# start of Provided records

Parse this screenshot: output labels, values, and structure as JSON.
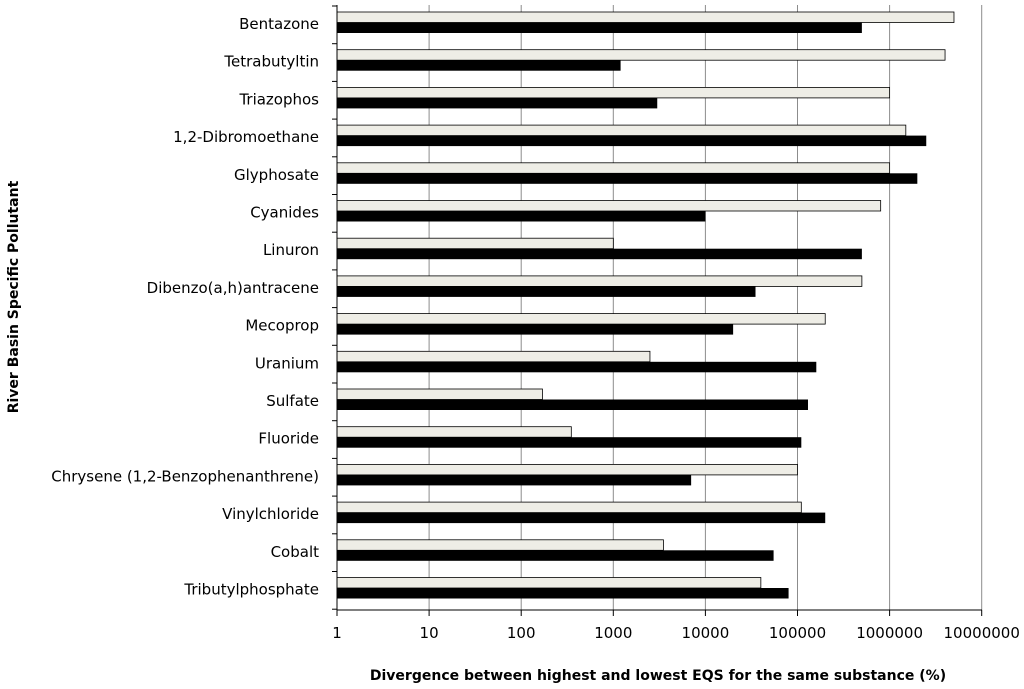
{
  "chart_data": {
    "type": "bar",
    "orientation": "horizontal",
    "title": "",
    "xlabel": "Divergence between highest and lowest EQS for the same substance (%)",
    "ylabel": "River Basin Specific Pollutant",
    "x_scale": "log",
    "xlim": [
      1,
      10000000
    ],
    "x_ticks": [
      "1",
      "10",
      "100",
      "1000",
      "10000",
      "100000",
      "1000000",
      "10000000"
    ],
    "grid": "vertical",
    "legend": "none",
    "categories": [
      "Bentazone",
      "Tetrabutyltin",
      "Triazophos",
      "1,2-Dibromoethane",
      "Glyphosate",
      "Cyanides",
      "Linuron",
      "Dibenzo(a,h)antracene",
      "Mecoprop",
      "Uranium",
      "Sulfate",
      "Fluoride",
      "Chrysene (1,2-Benzophenanthrene)",
      "Vinylchloride",
      "Cobalt",
      "Tributylphosphate"
    ],
    "series": [
      {
        "color": "#eeede6",
        "values": [
          5000000,
          4000000,
          1000000,
          1500000,
          1000000,
          800000,
          1000,
          500000,
          200000,
          2500,
          170,
          350,
          100000,
          110000,
          3500,
          40000
        ]
      },
      {
        "color": "#000000",
        "values": [
          500000,
          1200,
          3000,
          2500000,
          2000000,
          10000,
          500000,
          35000,
          20000,
          160000,
          130000,
          110000,
          7000,
          200000,
          55000,
          80000
        ]
      }
    ]
  }
}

# end of Provided records

*Instruction*
Your task is to return the entries above exactly, with no pictures.

*The output*
Parse this screenshot: output labels, values, and structure as JSON.
{
  "chart_data": {
    "type": "bar",
    "orientation": "horizontal",
    "title": "",
    "xlabel": "Divergence between highest and lowest EQS for the same substance (%)",
    "ylabel": "River Basin Specific Pollutant",
    "x_scale": "log",
    "xlim": [
      1,
      10000000
    ],
    "x_ticks": [
      "1",
      "10",
      "100",
      "1000",
      "10000",
      "100000",
      "1000000",
      "10000000"
    ],
    "grid": "vertical",
    "legend": "none",
    "categories": [
      "Bentazone",
      "Tetrabutyltin",
      "Triazophos",
      "1,2-Dibromoethane",
      "Glyphosate",
      "Cyanides",
      "Linuron",
      "Dibenzo(a,h)antracene",
      "Mecoprop",
      "Uranium",
      "Sulfate",
      "Fluoride",
      "Chrysene (1,2-Benzophenanthrene)",
      "Vinylchloride",
      "Cobalt",
      "Tributylphosphate"
    ],
    "series": [
      {
        "color": "#eeede6",
        "values": [
          5000000,
          4000000,
          1000000,
          1500000,
          1000000,
          800000,
          1000,
          500000,
          200000,
          2500,
          170,
          350,
          100000,
          110000,
          3500,
          40000
        ]
      },
      {
        "color": "#000000",
        "values": [
          500000,
          1200,
          3000,
          2500000,
          2000000,
          10000,
          500000,
          35000,
          20000,
          160000,
          130000,
          110000,
          7000,
          200000,
          55000,
          80000
        ]
      }
    ]
  }
}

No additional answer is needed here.